◆ **Exercise**
Lay out as a Markdown table with the columns "No." and "Line" the lines starting with the line that contains "consensus-value: - xyxy=(599,466,603,481)" and going on through the line that contains "consensus-value: 62.1 xyxy=(579,158,603,173)". Number each row and leave out blank lines.
Begin Stored rows
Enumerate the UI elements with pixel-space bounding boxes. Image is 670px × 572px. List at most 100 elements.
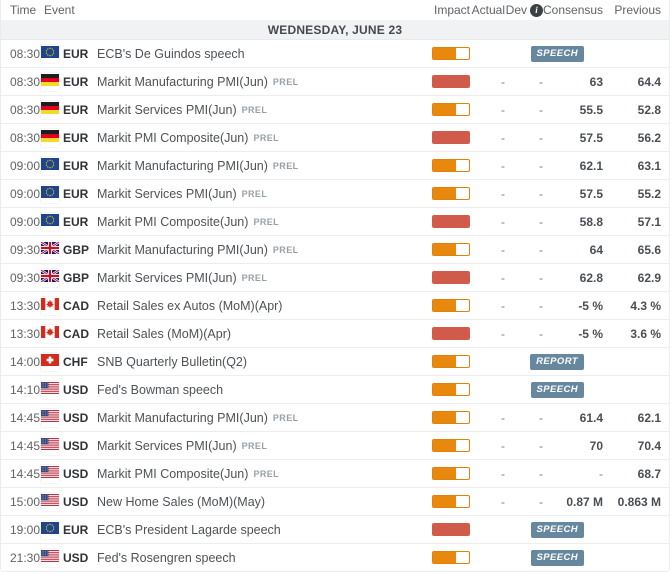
consensus-value: - xyxy=(599,466,603,481)
impact-medium-bar xyxy=(432,551,470,564)
event-row[interactable]: 14:00 CHF SNB Quarterly Bulletin(Q2) REPOR… xyxy=(1,348,669,376)
deviation-value: - xyxy=(539,270,543,285)
event-name: Markit PMI Composite(Jun) PREL xyxy=(97,214,280,229)
event-time: 08:30 xyxy=(10,74,41,89)
impact-medium-bar xyxy=(432,467,470,480)
event-row[interactable]: 14:45 USD Markit Services PMI(Jun) PREL - - 70… xyxy=(1,432,669,460)
impact-cell xyxy=(419,243,471,256)
impact-cell xyxy=(419,131,471,144)
event-row[interactable]: 09:00 EUR Markit Services PMI(Jun) PREL - - 57… xyxy=(1,180,669,208)
impact-high-bar xyxy=(432,215,470,228)
impact-medium-bar xyxy=(432,299,470,312)
flag-icon-de xyxy=(41,73,63,91)
column-header-dev: Dev i xyxy=(505,3,543,17)
event-row[interactable]: 08:30 EUR Markit Services PMI(Jun) PREL - - 55… xyxy=(1,96,669,124)
event-row[interactable]: 09:30 GBP Markit Services PMI(Jun) PREL - - 6… xyxy=(1,264,669,292)
event-time: 14:00 xyxy=(10,354,41,369)
consensus-value: -5 % xyxy=(578,326,603,341)
event-row[interactable]: 08:30 EUR Markit PMI Composite(Jun) PREL - - 5… xyxy=(1,124,669,152)
impact-cell xyxy=(419,439,471,452)
impact-cell xyxy=(419,75,471,88)
consensus-value: 62.1 xyxy=(579,158,603,173)
column-header-row: Time Event Impact Actual Dev i Consensus… xyxy=(1,0,669,20)
deviation-value: - xyxy=(539,410,543,425)
event-row[interactable]: 14:45 USD Markit Manufacturing PMI(Jun) PRE… xyxy=(1,404,669,432)
event-currency: USD xyxy=(63,494,89,509)
actual-value: - xyxy=(501,74,505,89)
event-time: 19:00 xyxy=(10,522,41,537)
actual-value: - xyxy=(501,102,505,117)
previous-value: 3.6 % xyxy=(630,326,661,341)
event-name: Markit Manufacturing PMI(Jun) PREL xyxy=(97,74,299,89)
event-row[interactable]: 14:45 USD Markit PMI Composite(Jun) PREL - - -… xyxy=(1,460,669,488)
dev-info-icon[interactable]: i xyxy=(530,3,543,17)
impact-medium-bar xyxy=(432,355,470,368)
flag-icon-gb xyxy=(40,268,63,287)
event-currency: CAD xyxy=(63,326,89,341)
event-row[interactable]: 15:00 USD New Home Sales (MoM)(May) - - 0.87 … xyxy=(1,488,669,516)
event-currency: USD xyxy=(63,466,89,481)
event-time: 08:30 xyxy=(10,102,41,117)
event-time: 15:00 xyxy=(10,494,41,509)
badge-cell: REPORT xyxy=(471,353,603,370)
flag-icon-eu xyxy=(41,213,63,231)
impact-cell xyxy=(419,299,471,312)
flag-icon-us xyxy=(41,381,63,399)
previous-value: 0.863 M xyxy=(617,494,661,509)
event-row[interactable]: 08:30 EUR ECB's De Guindos speech SPEECH xyxy=(1,40,669,68)
previous-value: 52.8 xyxy=(637,102,661,117)
event-time: 09:30 xyxy=(10,242,41,257)
event-row[interactable]: 13:30 CAD Retail Sales (MoM)(Apr) - - -5 % 3.… xyxy=(1,320,669,348)
actual-value: - xyxy=(501,242,505,257)
previous-value: 57.1 xyxy=(637,214,661,229)
impact-cell xyxy=(419,383,471,396)
event-row[interactable]: 13:30 CAD Retail Sales ex Autos (MoM)(Apr… xyxy=(1,292,669,320)
event-name: Retail Sales (MoM)(Apr) xyxy=(97,326,232,341)
flag-icon-eu xyxy=(41,45,63,63)
event-time: 14:45 xyxy=(10,410,41,425)
event-row[interactable]: 09:00 EUR Markit Manufacturing PMI(Jun) PRE… xyxy=(1,152,669,180)
consensus-value: 62.8 xyxy=(579,270,603,285)
deviation-value: - xyxy=(539,298,543,313)
previous-value: 63.1 xyxy=(637,158,661,173)
event-row[interactable]: 21:30 USD Fed's Rosengren speech SPEECH xyxy=(1,544,669,572)
previous-value: 56.2 xyxy=(637,130,661,145)
event-name: ECB's President Lagarde speech xyxy=(97,522,281,537)
event-row[interactable]: 14:10 USD Fed's Bowman speech SPEECH xyxy=(1,376,669,404)
previous-value: 68.7 xyxy=(637,466,661,481)
event-currency: EUR xyxy=(63,186,89,201)
event-name: Markit Services PMI(Jun) PREL xyxy=(97,102,268,117)
column-header-previous: Previous xyxy=(614,3,661,17)
event-currency: USD xyxy=(63,550,89,565)
impact-cell xyxy=(419,187,471,200)
event-currency: EUR xyxy=(63,158,89,173)
flag-icon-de xyxy=(41,101,63,119)
deviation-value: - xyxy=(539,102,543,117)
event-row[interactable]: 19:00 EUR ECB's President Lagarde speech SP… xyxy=(1,516,669,544)
impact-cell xyxy=(419,159,471,172)
flag-icon-ca xyxy=(41,297,63,315)
consensus-value: 58.8 xyxy=(579,214,603,229)
previous-value: 4.3 % xyxy=(630,298,661,313)
event-rows: 08:30 EUR ECB's De Guindos speech SPEECH 08:… xyxy=(1,40,669,572)
deviation-value: - xyxy=(539,130,543,145)
event-currency: CAD xyxy=(63,298,89,313)
event-currency: EUR xyxy=(63,522,89,537)
event-name: Markit Manufacturing PMI(Jun) PREL xyxy=(97,158,299,173)
event-row[interactable]: 09:00 EUR Markit PMI Composite(Jun) PREL - - 5… xyxy=(1,208,669,236)
event-row[interactable]: 09:30 GBP Markit Manufacturing PMI(Jun) PR… xyxy=(1,236,669,264)
impact-medium-bar xyxy=(432,495,470,508)
impact-cell xyxy=(419,551,471,564)
actual-value: - xyxy=(501,438,505,453)
event-row[interactable]: 08:30 EUR Markit Manufacturing PMI(Jun) PRE… xyxy=(1,68,669,96)
impact-cell xyxy=(419,103,471,116)
date-banner: WEDNESDAY, JUNE 23 xyxy=(1,20,669,40)
event-currency: EUR xyxy=(63,130,89,145)
consensus-value: 61.4 xyxy=(579,410,603,425)
flag-icon-eu xyxy=(41,521,63,539)
deviation-value: - xyxy=(539,186,543,201)
event-time: 14:45 xyxy=(10,438,41,453)
consensus-value: -5 % xyxy=(578,298,603,313)
actual-value: - xyxy=(501,326,505,341)
previous-value: 62.1 xyxy=(637,410,661,425)
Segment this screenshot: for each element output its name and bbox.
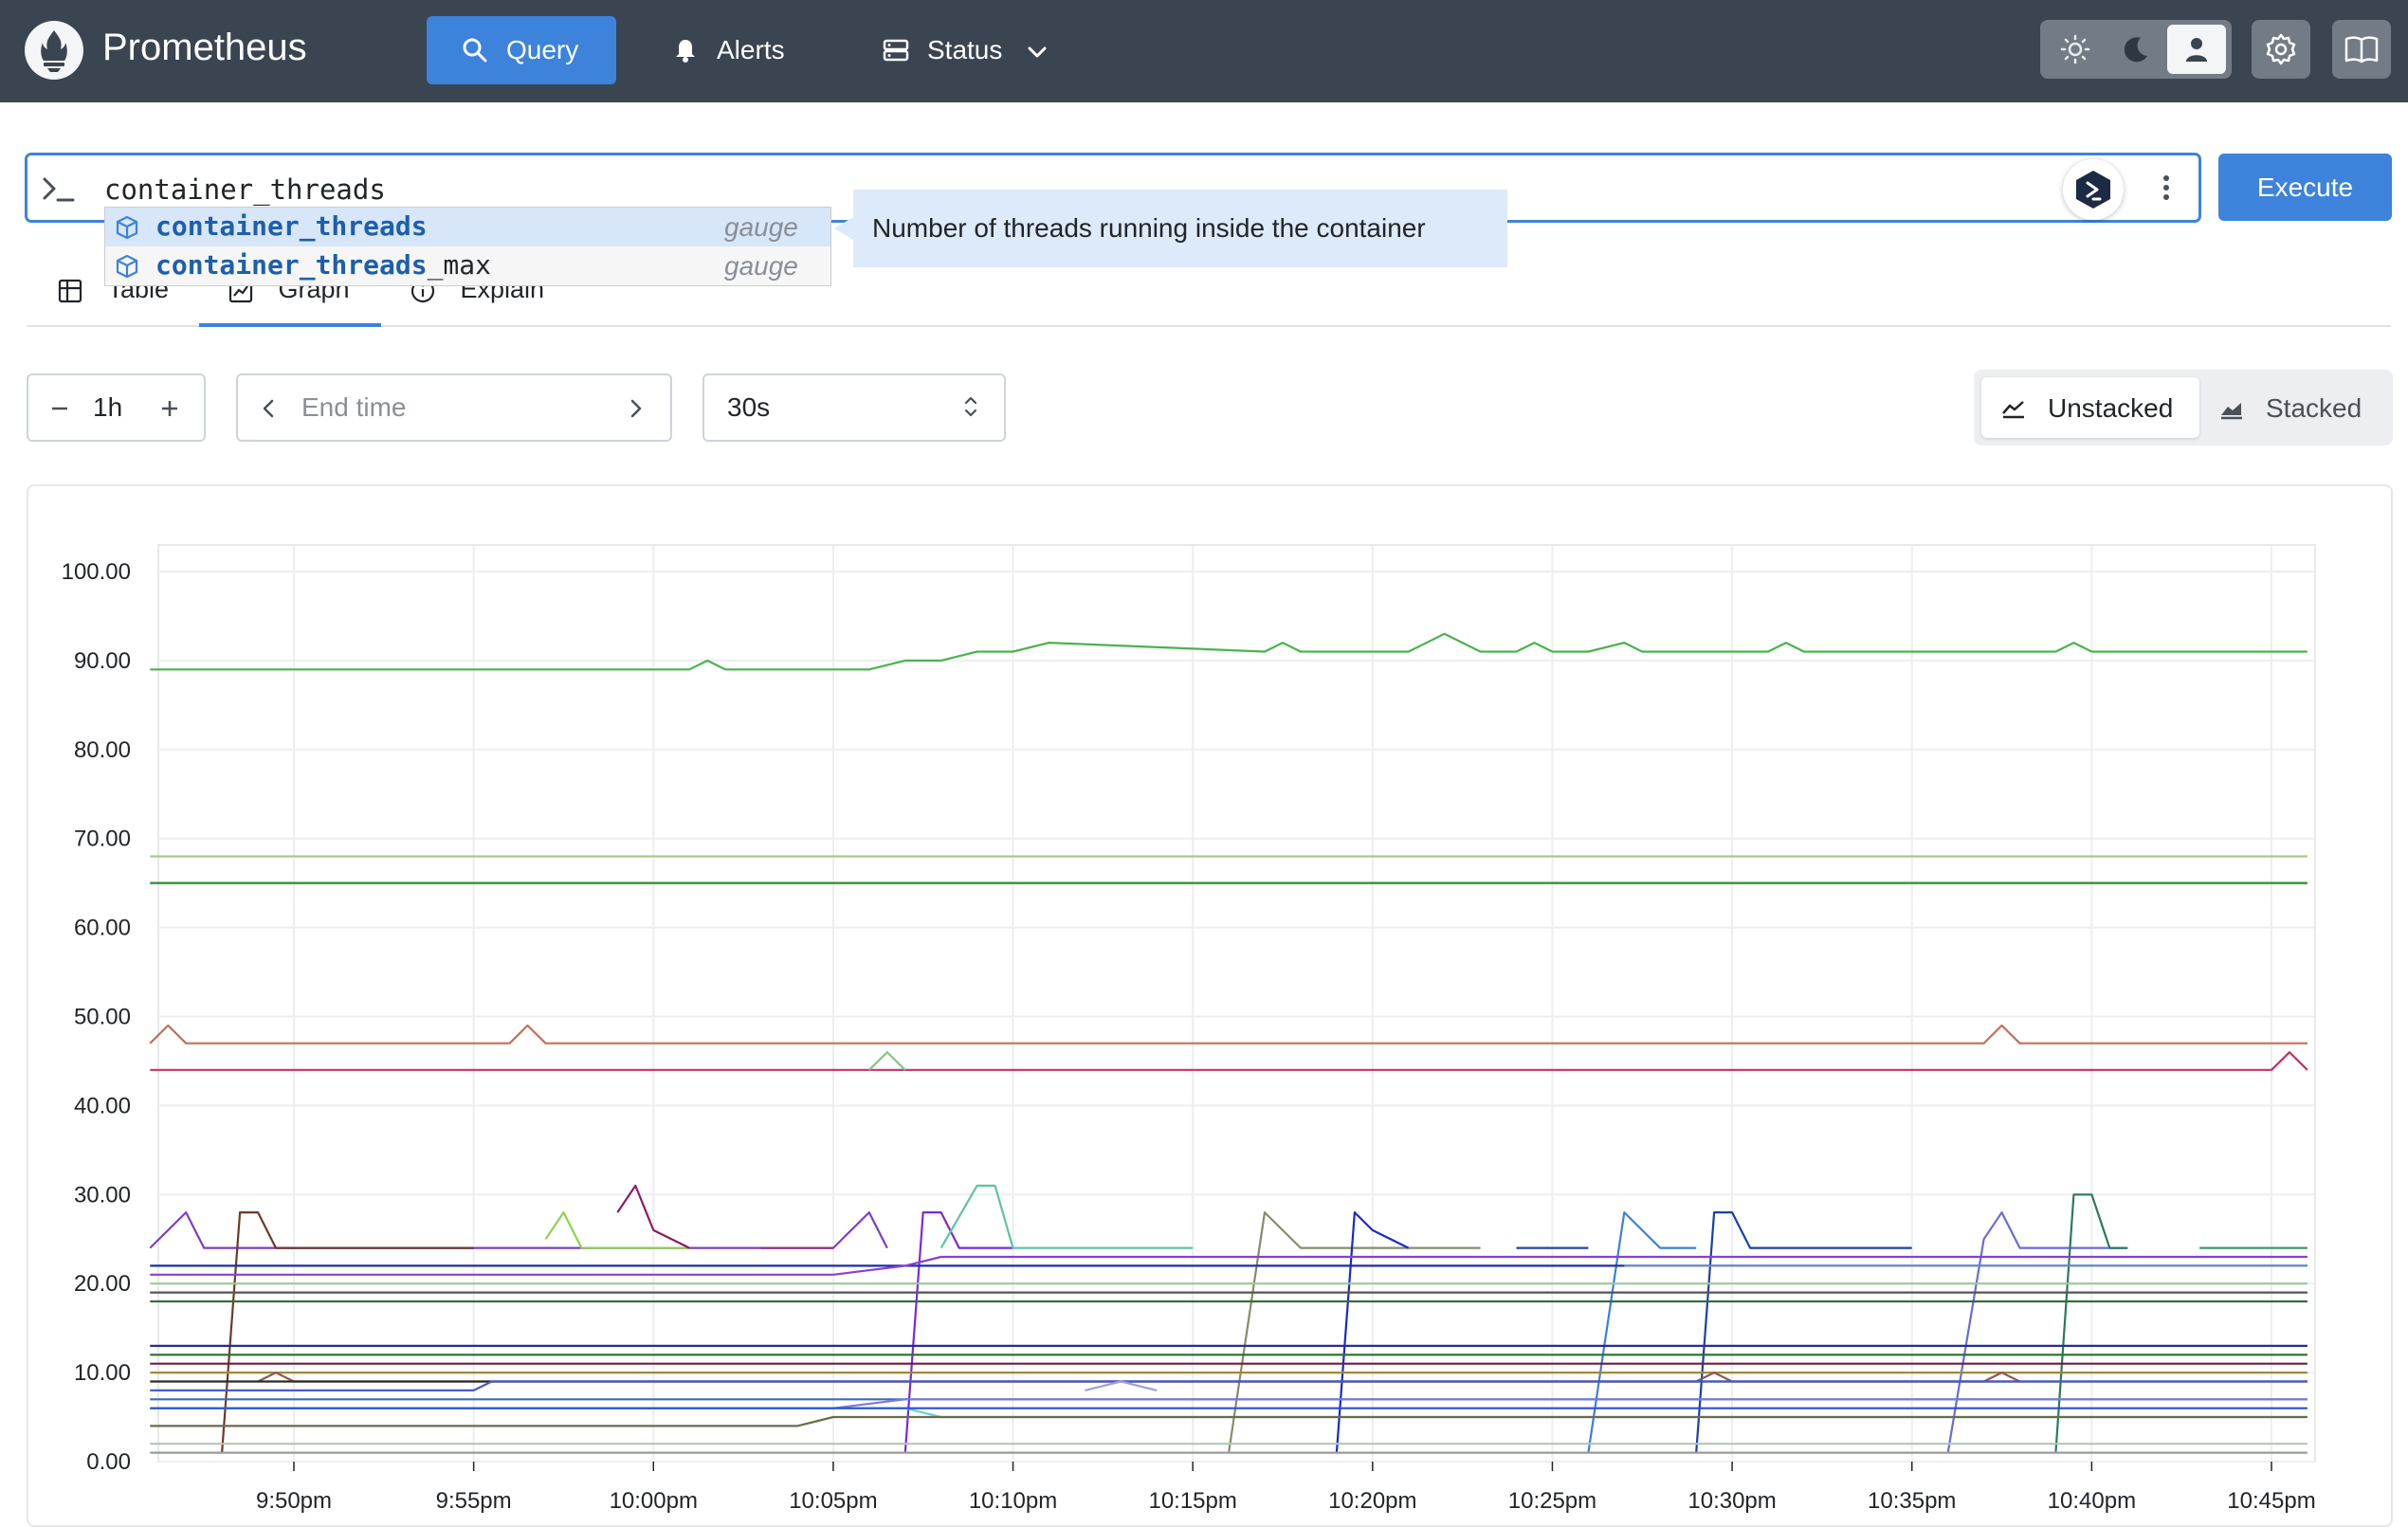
y-tick-label: 10.00 [74, 1360, 131, 1386]
series-line-3 [149, 1024, 2308, 1045]
series-line-14 [1335, 1210, 1410, 1453]
theme-switcher [2040, 20, 2232, 79]
series-line-19 [2054, 1193, 2128, 1453]
top-navbar [0, 0, 2408, 102]
autocomplete-item[interactable]: container_threads gauge [105, 208, 830, 246]
graph-panel [27, 484, 2393, 1527]
prometheus-logo-icon[interactable] [25, 21, 83, 80]
y-tick-label: 30.00 [74, 1182, 131, 1208]
autocomplete-dropdown: container_threads gauge container_thread… [104, 207, 831, 286]
metric-cube-icon [113, 252, 141, 281]
y-tick-label: 80.00 [74, 737, 131, 763]
end-time-input [236, 373, 672, 442]
end-time-placeholder[interactable]: End time [301, 392, 407, 422]
series-line-18 [1946, 1210, 2128, 1453]
series-line-38 [150, 1415, 2308, 1427]
series-line-16 [1587, 1210, 1697, 1453]
range-value[interactable]: 1h [93, 392, 123, 422]
explain-query-icon[interactable] [2063, 159, 2124, 220]
series-line-4 [150, 1050, 2308, 1071]
unstacked-label: Unstacked [2048, 393, 2174, 423]
series-line-34 [1085, 1380, 1158, 1391]
plot-area [157, 544, 2316, 1463]
search-icon [461, 36, 489, 64]
plus-icon[interactable] [159, 398, 180, 424]
y-tick-label: 0.00 [86, 1449, 131, 1475]
server-icon [882, 36, 910, 64]
series-line-31 [257, 1371, 2020, 1383]
minus-icon[interactable] [49, 398, 70, 424]
light-theme-icon[interactable] [2046, 25, 2105, 74]
y-tick-label: 20.00 [74, 1271, 131, 1297]
x-tick-label: 9:55pm [436, 1488, 512, 1513]
series-line-6 [149, 1210, 888, 1249]
x-tick-label: 10:25pm [1508, 1488, 1596, 1513]
series-line-33 [150, 1380, 2308, 1392]
tabs-divider [27, 325, 2391, 327]
y-tick-label: 60.00 [74, 916, 131, 941]
query-text[interactable]: container_threads [104, 173, 386, 206]
execute-button[interactable]: Execute [2218, 154, 2392, 221]
autocomplete-type: gauge [724, 251, 798, 281]
resolution-value: 30s [727, 392, 771, 422]
x-tick-label: 10:30pm [1687, 1488, 1776, 1513]
nav-query-label: Query [506, 35, 579, 64]
autocomplete-label: container_threads_max [155, 249, 492, 281]
x-tick-label: 9:50pm [256, 1488, 332, 1513]
y-tick-label: 90.00 [74, 648, 131, 674]
chevron-down-icon [1027, 35, 1048, 65]
y-tick-label: 70.00 [74, 827, 131, 852]
gear-icon[interactable] [2252, 20, 2310, 79]
autocomplete-label: container_threads [155, 210, 428, 242]
series-line-0 [150, 632, 2308, 671]
chevron-right-icon[interactable] [626, 398, 645, 424]
tooltip-arrow [834, 217, 853, 240]
x-tick-label: 10:00pm [610, 1488, 698, 1513]
auto-theme-icon[interactable] [2167, 25, 2226, 74]
series-line-9 [616, 1184, 690, 1249]
y-tick-label: 40.00 [74, 1093, 131, 1118]
metric-cube-icon [113, 213, 141, 242]
series-line-12 [939, 1184, 1194, 1249]
dark-theme-icon[interactable] [2107, 25, 2165, 74]
nav-alerts[interactable]: Alerts [671, 16, 813, 84]
x-tick-label: 10:10pm [969, 1488, 1057, 1513]
series-line-8 [544, 1210, 690, 1249]
bell-icon [671, 36, 700, 64]
resolution-select[interactable] [702, 373, 1006, 442]
area-chart-icon [2221, 403, 2242, 420]
autocomplete-info-tooltip: Number of threads running inside the con… [853, 190, 1507, 267]
autocomplete-type: gauge [724, 212, 798, 242]
unstacked-option[interactable]: Unstacked [2000, 393, 2173, 424]
x-tick-label: 10:40pm [2048, 1488, 2136, 1513]
select-updown-icon [961, 392, 980, 426]
x-tick-label: 10:20pm [1328, 1488, 1416, 1513]
y-tick-label: 100.00 [62, 559, 131, 585]
stacked-option[interactable]: Stacked [2218, 393, 2362, 424]
brand-title[interactable]: Prometheus [102, 27, 307, 68]
autocomplete-item[interactable]: container_threads_max gauge [105, 246, 830, 285]
series-line-5 [868, 1050, 906, 1071]
table-icon [58, 279, 82, 302]
y-tick-label: 50.00 [74, 1005, 131, 1030]
stacked-label: Stacked [2266, 393, 2362, 423]
chevron-left-icon[interactable] [260, 398, 279, 424]
more-options-icon[interactable] [2152, 169, 2180, 207]
nav-status-label: Status [927, 35, 1003, 64]
x-tick-label: 10:05pm [789, 1488, 877, 1513]
series-line-22 [150, 1255, 2308, 1276]
line-chart-icon [2002, 401, 2024, 419]
x-tick-label: 10:45pm [2227, 1488, 2315, 1513]
terminal-prompt-icon [42, 175, 76, 209]
book-icon[interactable] [2332, 20, 2391, 79]
x-tick-label: 10:15pm [1148, 1488, 1236, 1513]
x-tick-label: 10:35pm [1868, 1488, 1956, 1513]
nav-alerts-label: Alerts [717, 35, 785, 64]
nav-status[interactable]: Status [882, 16, 1071, 84]
nav-query[interactable]: Query [427, 16, 616, 84]
active-tab-indicator [199, 323, 381, 327]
End Stored rows
◆ **Task solution**
| No. | Line |
|---|---|
| 1 | consensus-value: - xyxy=(599,466,603,481) |
| 2 | impact-medium-bar xyxy=(432,551,470,564) |
| 3 | event-row[interactable]: 14:00 CHF SNB Quarterly Bulletin(Q2) REPOR… xyxy=(1,348,669,376) |
| 4 | deviation-value: - xyxy=(539,270,543,285) |
| 5 | event-name: Markit PMI Composite(Jun) PREL xyxy=(97,214,280,229) |
| 6 | event-time: 08:30 xyxy=(10,74,41,89) |
| 7 | impact-medium-bar xyxy=(432,467,470,480) |
| 8 | event-row[interactable]: 14:45 USD Markit Services PMI(Jun) PREL - - 70… xyxy=(1,432,669,460) |
| 9 | impact-cell xyxy=(419,243,471,256) |
| 10 | impact-cell xyxy=(419,131,471,144) |
| 11 | event-row[interactable]: 09:00 EUR Markit Services PMI(Jun) PREL - - 57… xyxy=(1,180,669,208) |
| 12 | impact-high-bar xyxy=(432,215,470,228) |
| 13 | impact-medium-bar xyxy=(432,299,470,312) |
| 14 | flag-icon-de xyxy=(41,73,63,91) |
| 15 | column-header-dev: Dev i xyxy=(505,3,543,17) |
| 16 | event-row[interactable]: 08:30 EUR Markit Services PMI(Jun) PREL - - 55… xyxy=(1,96,669,124) |
| 17 | event-row[interactable]: 09:30 GBP Markit Services PMI(Jun) PREL - - 6… xyxy=(1,264,669,292) |
| 18 | event-time: 14:00 xyxy=(10,354,41,369) |
| 19 | consensus-value: -5 % xyxy=(578,326,603,341) |
| 20 | event-row[interactable]: 08:30 EUR Markit PMI Composite(Jun) PREL - - 5… xyxy=(1,124,669,152) |
| 21 | impact-cell xyxy=(419,439,471,452) |
| 22 | impact-cell xyxy=(419,75,471,88) |
| 23 | consensus-value: 62.1 xyxy=(579,158,603,173) |